Listed records:
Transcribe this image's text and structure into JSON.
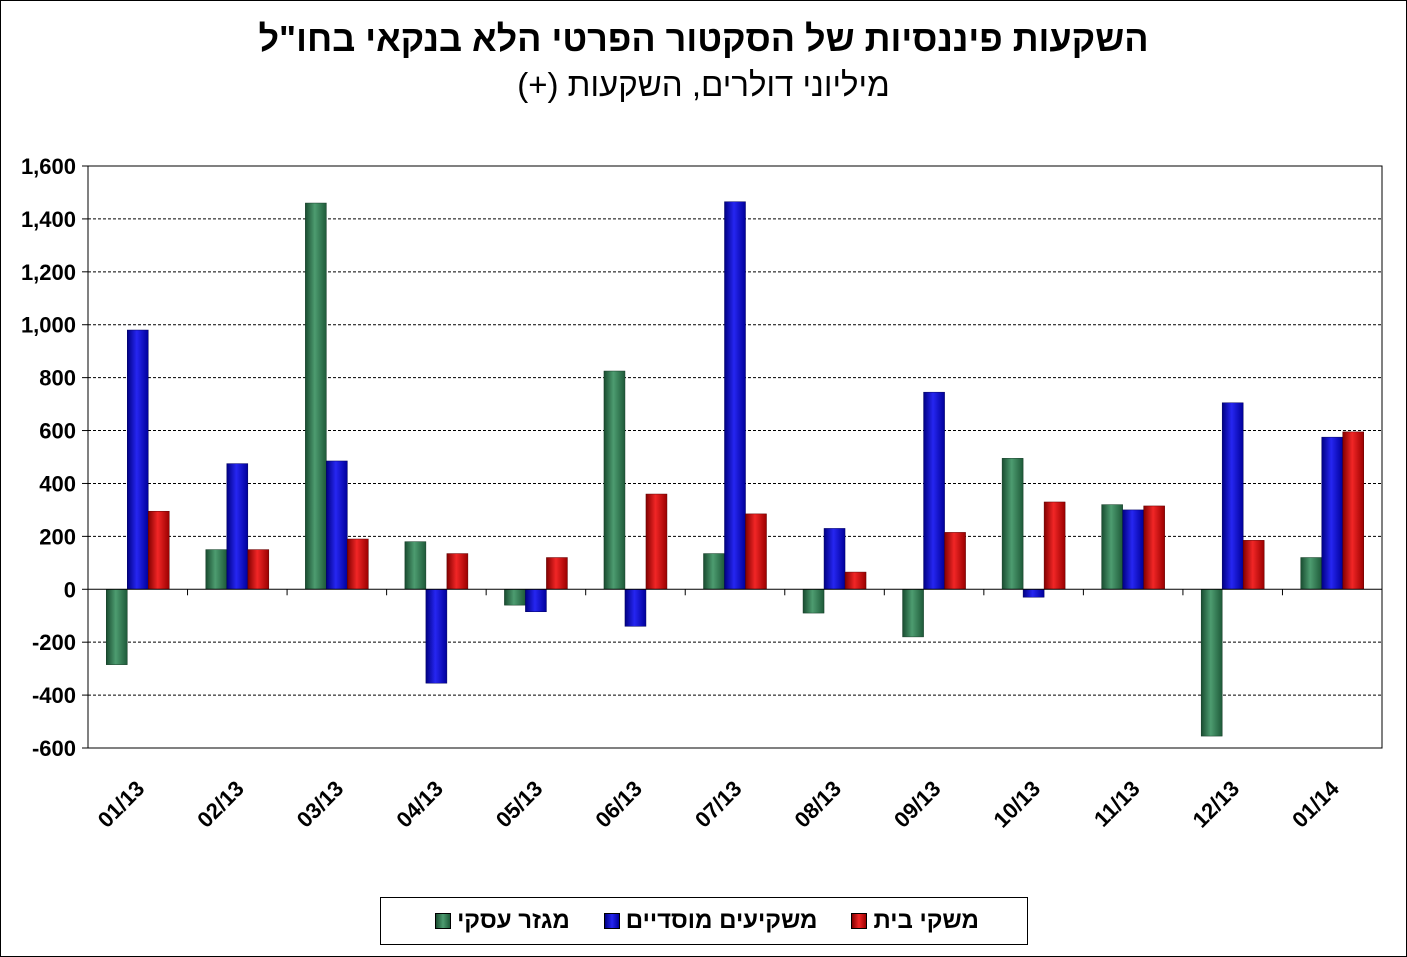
{
  "chart_data": {
    "type": "bar",
    "title": "השקעות פיננסיות של הסקטור הפרטי הלא בנקאי בחו\"ל",
    "subtitle": "מיליוני דולרים, השקעות (+)",
    "categories": [
      "01/13",
      "02/13",
      "03/13",
      "04/13",
      "05/13",
      "06/13",
      "07/13",
      "08/13",
      "09/13",
      "10/13",
      "11/13",
      "12/13",
      "01/14"
    ],
    "series": [
      {
        "name": "מגזר עסקי",
        "color": "#2e8b57",
        "values": [
          -285,
          150,
          1460,
          180,
          -60,
          825,
          135,
          -90,
          -180,
          495,
          320,
          -555,
          120
        ]
      },
      {
        "name": "משקיעים מוסדיים",
        "color": "#0000ee",
        "values": [
          980,
          475,
          485,
          -355,
          -85,
          -140,
          1465,
          230,
          745,
          -30,
          300,
          705,
          575
        ]
      },
      {
        "name": "משקי בית",
        "color": "#ee0000",
        "values": [
          295,
          150,
          190,
          135,
          120,
          360,
          285,
          65,
          215,
          330,
          315,
          185,
          595
        ]
      }
    ],
    "ylim": [
      -600,
      1600
    ],
    "yticks": [
      -600,
      -400,
      -200,
      0,
      200,
      400,
      600,
      800,
      1000,
      1200,
      1400,
      1600
    ],
    "grid": true,
    "legend_position": "bottom"
  }
}
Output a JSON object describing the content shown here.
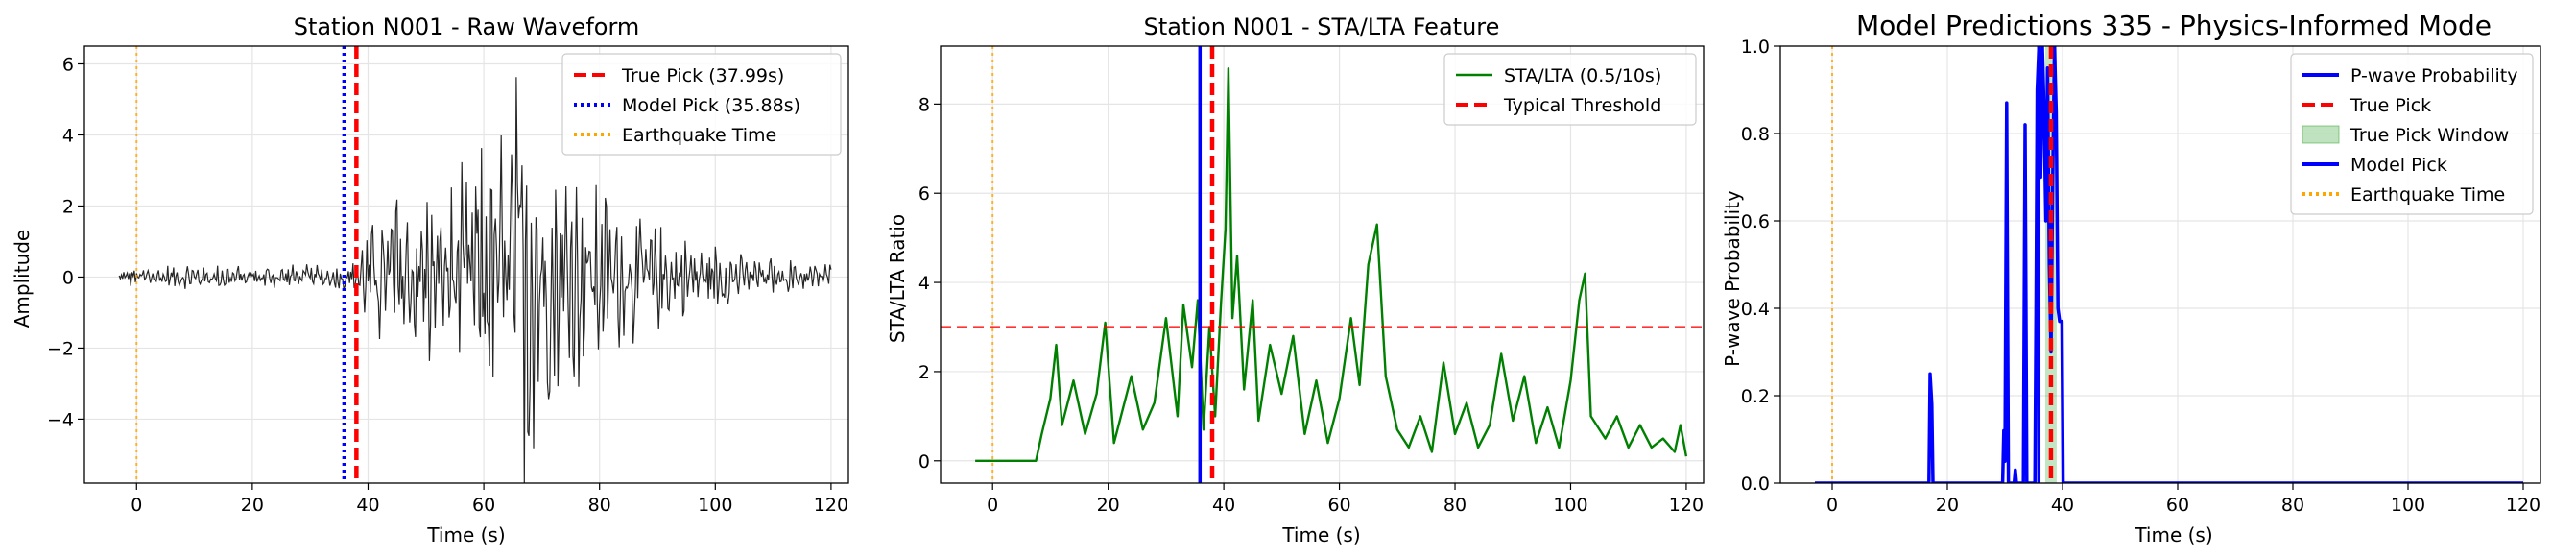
{
  "chart_data": [
    {
      "type": "line",
      "title": "Station N001 - Raw Waveform",
      "xlabel": "Time (s)",
      "ylabel": "Amplitude",
      "xlim": [
        -9,
        123
      ],
      "ylim": [
        -5.8,
        6.5
      ],
      "xticks": [
        0,
        20,
        40,
        60,
        80,
        100,
        120
      ],
      "yticks": [
        -4,
        -2,
        0,
        2,
        4,
        6
      ],
      "grid": true,
      "legend_position": "top-right",
      "series": [
        {
          "name": "Waveform",
          "color": "#262626",
          "style": "solid",
          "envelope": [
            [
              -3,
              0.25
            ],
            [
              10,
              0.3
            ],
            [
              20,
              0.32
            ],
            [
              30,
              0.3
            ],
            [
              35,
              0.35
            ],
            [
              37.9,
              0.45
            ],
            [
              40,
              1.2
            ],
            [
              45,
              2.2
            ],
            [
              50,
              2.2
            ],
            [
              55,
              2.1
            ],
            [
              60,
              3.0
            ],
            [
              63,
              3.6
            ],
            [
              66,
              4.6
            ],
            [
              67.5,
              5.4
            ],
            [
              70,
              3.6
            ],
            [
              75,
              2.7
            ],
            [
              80,
              2.2
            ],
            [
              85,
              1.6
            ],
            [
              90,
              1.2
            ],
            [
              95,
              0.9
            ],
            [
              100,
              0.8
            ],
            [
              105,
              0.6
            ],
            [
              110,
              0.45
            ],
            [
              115,
              0.35
            ],
            [
              120,
              0.3
            ]
          ]
        },
        {
          "name": "True Pick (37.99s)",
          "color": "#ff0000",
          "style": "dashed",
          "vline": 37.99
        },
        {
          "name": "Model Pick (35.88s)",
          "color": "#0000ff",
          "style": "dotted",
          "vline": 35.88
        },
        {
          "name": "Earthquake Time",
          "color": "#ffa500",
          "style": "dotted",
          "vline": 0
        }
      ],
      "legend": [
        "True Pick (37.99s)",
        "Model Pick (35.88s)",
        "Earthquake Time"
      ]
    },
    {
      "type": "line",
      "title": "Station N001 - STA/LTA Feature",
      "xlabel": "Time (s)",
      "ylabel": "STA/LTA Ratio",
      "xlim": [
        -9,
        123
      ],
      "ylim": [
        -0.5,
        9.3
      ],
      "xticks": [
        0,
        20,
        40,
        60,
        80,
        100,
        120
      ],
      "yticks": [
        0,
        2,
        4,
        6,
        8
      ],
      "grid": true,
      "legend_position": "top-right",
      "series": [
        {
          "name": "STA/LTA (0.5/10s)",
          "color": "#008000",
          "style": "solid",
          "points": [
            [
              -3,
              0
            ],
            [
              7.5,
              0
            ],
            [
              8.5,
              0.6
            ],
            [
              10,
              1.4
            ],
            [
              11,
              2.6
            ],
            [
              12,
              0.8
            ],
            [
              14,
              1.8
            ],
            [
              16,
              0.6
            ],
            [
              18,
              1.5
            ],
            [
              19.5,
              3.1
            ],
            [
              21,
              0.4
            ],
            [
              24,
              1.9
            ],
            [
              26,
              0.7
            ],
            [
              28,
              1.3
            ],
            [
              30,
              3.2
            ],
            [
              32,
              1.0
            ],
            [
              33,
              3.5
            ],
            [
              34.5,
              2.1
            ],
            [
              35.5,
              3.6
            ],
            [
              36.5,
              0.7
            ],
            [
              37.5,
              3.0
            ],
            [
              38.5,
              1.0
            ],
            [
              39.5,
              3.5
            ],
            [
              40.3,
              5.2
            ],
            [
              40.8,
              8.8
            ],
            [
              41.5,
              3.2
            ],
            [
              42.3,
              4.6
            ],
            [
              43.5,
              1.6
            ],
            [
              45,
              3.6
            ],
            [
              46,
              0.9
            ],
            [
              48,
              2.6
            ],
            [
              50,
              1.5
            ],
            [
              52,
              2.8
            ],
            [
              54,
              0.6
            ],
            [
              56,
              1.8
            ],
            [
              58,
              0.4
            ],
            [
              60,
              1.4
            ],
            [
              62,
              3.2
            ],
            [
              63.5,
              1.7
            ],
            [
              65,
              4.4
            ],
            [
              66.5,
              5.3
            ],
            [
              68,
              1.9
            ],
            [
              70,
              0.7
            ],
            [
              72,
              0.3
            ],
            [
              74,
              1.0
            ],
            [
              76,
              0.2
            ],
            [
              78,
              2.2
            ],
            [
              80,
              0.6
            ],
            [
              82,
              1.3
            ],
            [
              84,
              0.3
            ],
            [
              86,
              0.8
            ],
            [
              88,
              2.4
            ],
            [
              90,
              0.9
            ],
            [
              92,
              1.9
            ],
            [
              94,
              0.4
            ],
            [
              96,
              1.2
            ],
            [
              98,
              0.3
            ],
            [
              100,
              1.8
            ],
            [
              101.5,
              3.6
            ],
            [
              102.5,
              4.2
            ],
            [
              103.5,
              1.0
            ],
            [
              106,
              0.5
            ],
            [
              108,
              1.0
            ],
            [
              110,
              0.3
            ],
            [
              112,
              0.8
            ],
            [
              114,
              0.3
            ],
            [
              116,
              0.5
            ],
            [
              118,
              0.2
            ],
            [
              119,
              0.8
            ],
            [
              120,
              0.1
            ]
          ]
        },
        {
          "name": "Typical Threshold",
          "color": "#ff0000",
          "style": "dashed",
          "hline": 3.0
        },
        {
          "name": "Model Pick",
          "color": "#0000ff",
          "style": "solid",
          "vline": 35.88
        },
        {
          "name": "True Pick",
          "color": "#ff0000",
          "style": "dashed",
          "vline": 37.99
        },
        {
          "name": "Earthquake Time",
          "color": "#ffa500",
          "style": "dotted",
          "vline": 0
        }
      ],
      "legend": [
        "STA/LTA (0.5/10s)",
        "Typical Threshold"
      ]
    },
    {
      "type": "line",
      "title": "Model Predictions 335 - Physics-Informed Mode",
      "xlabel": "Time (s)",
      "ylabel": "P-wave Probability",
      "xlim": [
        -9,
        123
      ],
      "ylim": [
        0,
        1
      ],
      "xticks": [
        0,
        20,
        40,
        60,
        80,
        100,
        120
      ],
      "yticks": [
        0.0,
        0.2,
        0.4,
        0.6,
        0.8,
        1.0
      ],
      "grid": true,
      "legend_position": "top-right",
      "series": [
        {
          "name": "P-wave Probability",
          "color": "#0000ff",
          "style": "solid",
          "points": [
            [
              -3,
              0
            ],
            [
              16.8,
              0
            ],
            [
              17.0,
              0.25
            ],
            [
              17.3,
              0.18
            ],
            [
              17.5,
              0
            ],
            [
              29.6,
              0
            ],
            [
              29.8,
              0.12
            ],
            [
              30.0,
              0.05
            ],
            [
              30.3,
              0.87
            ],
            [
              30.6,
              0
            ],
            [
              31.6,
              0
            ],
            [
              31.8,
              0.03
            ],
            [
              32.0,
              0
            ],
            [
              33.2,
              0
            ],
            [
              33.5,
              0.82
            ],
            [
              33.8,
              0
            ],
            [
              35.2,
              0
            ],
            [
              35.4,
              0.4
            ],
            [
              35.6,
              0.9
            ],
            [
              35.9,
              1.0
            ],
            [
              36.2,
              0.7
            ],
            [
              36.5,
              1.0
            ],
            [
              36.8,
              0.85
            ],
            [
              37.1,
              0.6
            ],
            [
              37.4,
              0.95
            ],
            [
              37.7,
              0.5
            ],
            [
              38.0,
              0.3
            ],
            [
              38.3,
              0.7
            ],
            [
              38.6,
              1.0
            ],
            [
              38.9,
              0.85
            ],
            [
              39.2,
              0.4
            ],
            [
              39.5,
              0.37
            ],
            [
              39.9,
              0.37
            ],
            [
              40.1,
              0
            ],
            [
              120,
              0
            ]
          ]
        },
        {
          "name": "True Pick",
          "color": "#ff0000",
          "style": "dashed",
          "vline": 37.99
        },
        {
          "name": "True Pick Window",
          "color": "#2ca02c",
          "style": "fill",
          "xrange": [
            36.99,
            38.99
          ]
        },
        {
          "name": "Model Pick",
          "color": "#0000ff",
          "style": "solid",
          "vline": 35.88
        },
        {
          "name": "Earthquake Time",
          "color": "#ffa500",
          "style": "dotted",
          "vline": 0
        }
      ],
      "legend": [
        "P-wave Probability",
        "True Pick",
        "True Pick Window",
        "Model Pick",
        "Earthquake Time"
      ]
    }
  ]
}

Exercise instructions: Extract lines where the string "Typical" occurs.

Answer for the task:
          "name": "Typical Threshold",
        "Typical Threshold"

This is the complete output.